EXTRACTED ENTRIES
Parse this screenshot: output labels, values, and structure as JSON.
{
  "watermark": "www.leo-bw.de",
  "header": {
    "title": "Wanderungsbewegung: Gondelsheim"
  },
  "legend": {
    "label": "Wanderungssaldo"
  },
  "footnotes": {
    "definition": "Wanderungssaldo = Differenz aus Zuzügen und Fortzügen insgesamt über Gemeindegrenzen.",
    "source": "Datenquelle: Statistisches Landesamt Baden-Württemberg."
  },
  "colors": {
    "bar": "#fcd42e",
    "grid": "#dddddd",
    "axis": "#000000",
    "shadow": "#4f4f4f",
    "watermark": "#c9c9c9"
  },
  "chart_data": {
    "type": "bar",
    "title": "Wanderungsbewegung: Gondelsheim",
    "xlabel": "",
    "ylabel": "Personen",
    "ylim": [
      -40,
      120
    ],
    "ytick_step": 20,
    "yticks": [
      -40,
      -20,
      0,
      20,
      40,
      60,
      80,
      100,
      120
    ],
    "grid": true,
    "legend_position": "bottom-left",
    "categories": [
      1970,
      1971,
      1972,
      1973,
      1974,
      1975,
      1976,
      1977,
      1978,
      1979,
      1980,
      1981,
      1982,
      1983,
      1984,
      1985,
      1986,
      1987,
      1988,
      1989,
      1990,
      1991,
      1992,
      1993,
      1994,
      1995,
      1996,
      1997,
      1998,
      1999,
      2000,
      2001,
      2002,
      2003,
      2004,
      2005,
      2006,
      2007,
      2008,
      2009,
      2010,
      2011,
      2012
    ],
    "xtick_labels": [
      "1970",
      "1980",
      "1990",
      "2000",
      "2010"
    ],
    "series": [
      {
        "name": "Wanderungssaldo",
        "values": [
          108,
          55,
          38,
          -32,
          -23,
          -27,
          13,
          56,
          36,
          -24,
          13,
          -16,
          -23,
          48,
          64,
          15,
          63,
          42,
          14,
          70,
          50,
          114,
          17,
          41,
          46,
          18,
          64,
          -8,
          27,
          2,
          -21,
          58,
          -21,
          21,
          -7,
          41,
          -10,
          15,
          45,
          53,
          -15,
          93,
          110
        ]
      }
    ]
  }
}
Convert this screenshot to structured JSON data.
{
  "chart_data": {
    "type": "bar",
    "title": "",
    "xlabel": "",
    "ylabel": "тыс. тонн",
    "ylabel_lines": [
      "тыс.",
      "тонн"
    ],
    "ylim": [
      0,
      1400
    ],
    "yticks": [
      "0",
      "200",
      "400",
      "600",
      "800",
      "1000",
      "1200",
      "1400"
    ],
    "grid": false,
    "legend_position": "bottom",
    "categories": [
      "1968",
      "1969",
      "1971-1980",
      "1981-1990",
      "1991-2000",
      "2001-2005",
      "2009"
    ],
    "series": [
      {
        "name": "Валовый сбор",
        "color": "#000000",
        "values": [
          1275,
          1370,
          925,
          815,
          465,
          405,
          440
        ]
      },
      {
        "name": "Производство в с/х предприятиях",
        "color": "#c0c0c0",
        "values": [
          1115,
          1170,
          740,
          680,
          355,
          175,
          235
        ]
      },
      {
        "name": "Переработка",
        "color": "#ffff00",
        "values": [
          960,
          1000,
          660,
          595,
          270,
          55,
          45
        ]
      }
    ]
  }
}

PROBLEM
Return the material in full, exactly as shown.

OUTPUT OF THE EXERCISE
Parse this screenshot: output labels, values, and structure as JSON.
{
  "watermark": "www.leo-bw.de",
  "header": {
    "title": "Wanderungsbewegung: Gondelsheim"
  },
  "legend": {
    "label": "Wanderungssaldo"
  },
  "footnotes": {
    "definition": "Wanderungssaldo = Differenz aus Zuzügen und Fortzügen insgesamt über Gemeindegrenzen.",
    "source": "Datenquelle: Statistisches Landesamt Baden-Württemberg."
  },
  "colors": {
    "bar": "#fcd42e",
    "grid": "#dddddd",
    "axis": "#000000",
    "shadow": "#4f4f4f",
    "watermark": "#c9c9c9"
  },
  "chart_data": {
    "type": "bar",
    "title": "Wanderungsbewegung: Gondelsheim",
    "xlabel": "",
    "ylabel": "Personen",
    "ylim": [
      -40,
      120
    ],
    "ytick_step": 20,
    "yticks": [
      -40,
      -20,
      0,
      20,
      40,
      60,
      80,
      100,
      120
    ],
    "grid": true,
    "legend_position": "bottom-left",
    "categories": [
      1970,
      1971,
      1972,
      1973,
      1974,
      1975,
      1976,
      1977,
      1978,
      1979,
      1980,
      1981,
      1982,
      1983,
      1984,
      1985,
      1986,
      1987,
      1988,
      1989,
      1990,
      1991,
      1992,
      1993,
      1994,
      1995,
      1996,
      1997,
      1998,
      1999,
      2000,
      2001,
      2002,
      2003,
      2004,
      2005,
      2006,
      2007,
      2008,
      2009,
      2010,
      2011,
      2012
    ],
    "xtick_labels": [
      "1970",
      "1980",
      "1990",
      "2000",
      "2010"
    ],
    "series": [
      {
        "name": "Wanderungssaldo",
        "values": [
          108,
          55,
          38,
          -32,
          -23,
          -27,
          13,
          56,
          36,
          -24,
          13,
          -16,
          -23,
          48,
          64,
          15,
          63,
          42,
          14,
          70,
          50,
          114,
          17,
          41,
          46,
          18,
          64,
          -8,
          27,
          2,
          -21,
          58,
          -21,
          21,
          -7,
          41,
          -10,
          15,
          45,
          53,
          -15,
          93,
          110
        ]
      }
    ]
  }
}
Convert this screenshot to structured JSON data.
{
  "chart_data": {
    "type": "bar",
    "title": "",
    "xlabel": "",
    "ylabel": "тыс. тонн",
    "ylabel_lines": [
      "тыс.",
      "тонн"
    ],
    "ylim": [
      0,
      1400
    ],
    "yticks": [
      "0",
      "200",
      "400",
      "600",
      "800",
      "1000",
      "1200",
      "1400"
    ],
    "grid": false,
    "legend_position": "bottom",
    "categories": [
      "1968",
      "1969",
      "1971-1980",
      "1981-1990",
      "1991-2000",
      "2001-2005",
      "2009"
    ],
    "series": [
      {
        "name": "Валовый сбор",
        "color": "#000000",
        "values": [
          1275,
          1370,
          925,
          815,
          465,
          405,
          440
        ]
      },
      {
        "name": "Производство в с/х предприятиях",
        "color": "#c0c0c0",
        "values": [
          1115,
          1170,
          740,
          680,
          355,
          175,
          235
        ]
      },
      {
        "name": "Переработка",
        "color": "#ffff00",
        "values": [
          960,
          1000,
          660,
          595,
          270,
          55,
          45
        ]
      }
    ]
  }
}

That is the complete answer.